AIM = Pull out every line in the data that has the string "cookies" in it.

INPUT MATERIAL =
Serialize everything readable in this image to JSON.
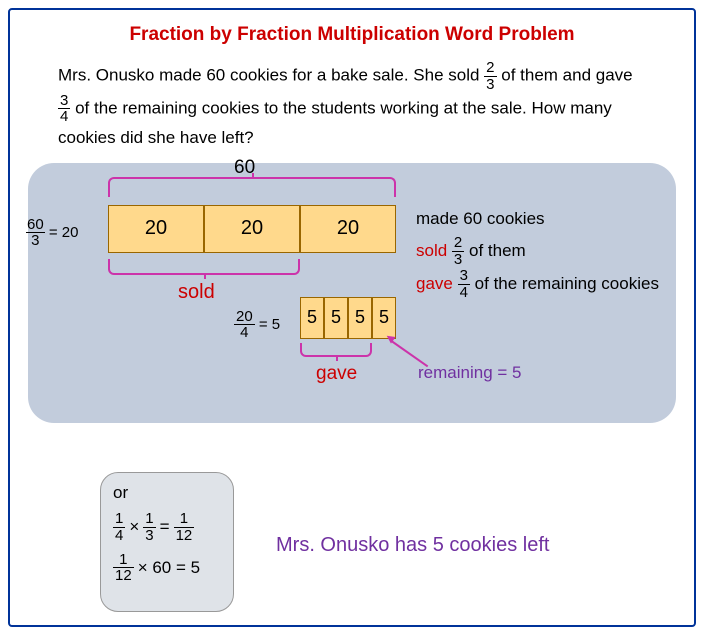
{
  "colors": {
    "title": "#cc0000",
    "border": "#003399",
    "panel_bg": "#c2ccdc",
    "box_fill": "#ffd98c",
    "box_border": "#996600",
    "brace": "#cc33aa",
    "sold": "#cc0000",
    "gave": "#cc0000",
    "purple": "#7030a0",
    "or_bg": "#dfe3e8"
  },
  "fontsizes": {
    "title": 19,
    "body": 17,
    "box_big": 20,
    "box_small": 18,
    "side_eq": 15,
    "answer": 20
  },
  "title": "Fraction by Fraction Multiplication Word Problem",
  "problem": {
    "t1": "Mrs. Onusko made 60 cookies for a bake sale. She sold ",
    "f1n": "2",
    "f1d": "3",
    "t2": " of them and gave ",
    "f2n": "3",
    "f2d": "4",
    "t3": " of the remaining cookies to the students working at the sale. How many cookies did she have left?"
  },
  "diagram": {
    "total_label": "60",
    "side_frac_n": "60",
    "side_frac_d": "3",
    "side_eq": " = 20",
    "thirds": [
      "20",
      "20",
      "20"
    ],
    "sold_label": "sold",
    "quarters": [
      "5",
      "5",
      "5",
      "5"
    ],
    "div_frac_n": "20",
    "div_frac_d": "4",
    "div_eq": " = 5",
    "gave_label": "gave",
    "remaining_label": "remaining = 5",
    "rhs": {
      "l1": "made 60 cookies",
      "l2a": "sold ",
      "l2b": " of them",
      "l2fn": "2",
      "l2fd": "3",
      "l3a": "gave ",
      "l3b": " of the remaining cookies",
      "l3fn": "3",
      "l3fd": "4"
    }
  },
  "or_panel": {
    "or": "or",
    "eq1": {
      "f1n": "1",
      "f1d": "4",
      "op": "×",
      "f2n": "1",
      "f2d": "3",
      "eq": "=",
      "f3n": "1",
      "f3d": "12"
    },
    "eq2": {
      "f1n": "1",
      "f1d": "12",
      "op": "× 60 = 5"
    }
  },
  "answer": "Mrs. Onusko has 5 cookies left"
}
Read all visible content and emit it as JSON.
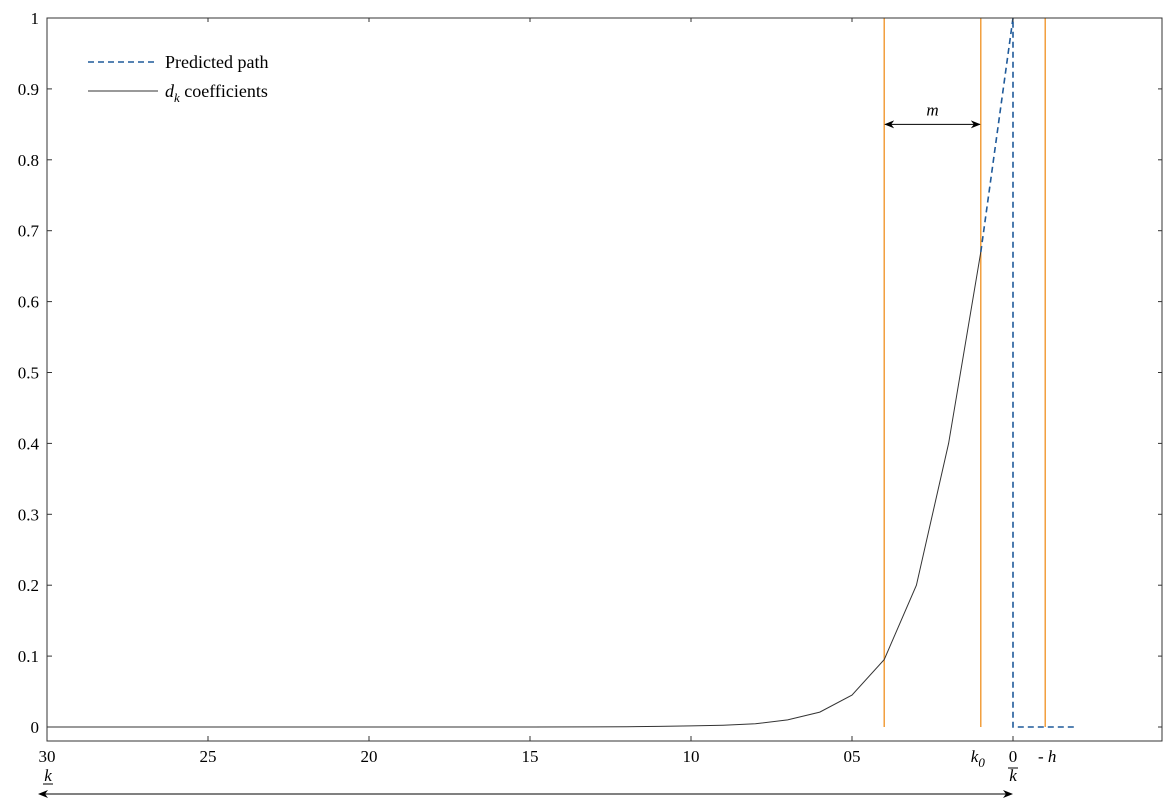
{
  "chart_data": {
    "type": "line",
    "x_axis": {
      "range": [
        30,
        -4.5
      ],
      "direction": "reversed",
      "ticks": [
        30,
        25,
        20,
        15,
        10,
        5,
        0
      ],
      "tick_labels": [
        "30",
        "25",
        "20",
        "15",
        "10",
        "05",
        "0"
      ]
    },
    "y_axis": {
      "range": [
        0,
        1
      ],
      "ticks": [
        0,
        0.1,
        0.2,
        0.3,
        0.4,
        0.5,
        0.6,
        0.7,
        0.8,
        0.9,
        1
      ],
      "tick_labels": [
        "0",
        "0.1",
        "0.2",
        "0.3",
        "0.4",
        "0.5",
        "0.6",
        "0.7",
        "0.8",
        "0.9",
        "1"
      ]
    },
    "grid": false,
    "legend": {
      "placement": "top-left",
      "entries": [
        {
          "label": "Predicted path",
          "style": "dashed",
          "color": "#1f5a9a"
        },
        {
          "label_main": "d",
          "label_sub": "k",
          "label_rest": " coefficients",
          "style": "solid",
          "color": "#333333"
        }
      ]
    },
    "series": [
      {
        "name": "d_k coefficients",
        "color": "#333333",
        "style": "solid",
        "x": [
          30,
          25,
          20,
          15,
          13,
          12,
          11,
          10,
          9,
          8,
          7,
          6,
          5,
          4,
          3,
          2,
          1
        ],
        "y": [
          0,
          0,
          0,
          0,
          0.0002,
          0.0004,
          0.0008,
          0.0015,
          0.0025,
          0.0045,
          0.01,
          0.021,
          0.045,
          0.095,
          0.2,
          0.4,
          0.67
        ]
      },
      {
        "name": "Predicted path",
        "color": "#1f5a9a",
        "style": "dashed",
        "x": [
          1,
          0,
          0,
          -1,
          -2
        ],
        "y": [
          0.67,
          1,
          0,
          0,
          0
        ]
      }
    ],
    "vertical_lines": {
      "color": "#f0901e",
      "x": [
        4,
        1,
        -1
      ]
    },
    "annotations": {
      "m": {
        "text": "m",
        "from_x": 4,
        "to_x": 1,
        "y": 0.85
      },
      "k0": {
        "text": "k",
        "sub": "0",
        "x": 1
      },
      "kbar": {
        "text": "k",
        "x": 0
      },
      "h": {
        "text": "- h",
        "x": -1
      },
      "k_under": {
        "text": "k",
        "x": 30
      },
      "bottom_arrow": {
        "from_x": 30,
        "to_x": 0
      }
    }
  }
}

TASK OUTPUT =
    "t1": "Mrs. Onusko made 60 cookies for a bake sale. She sold ",
    "t3": " of the remaining cookies to the students working at the sale. How many cookies did she have left?"
      "l1": "made 60 cookies",
      "l3b": " of the remaining cookies",
  "answer": "Mrs. Onusko has 5 cookies left"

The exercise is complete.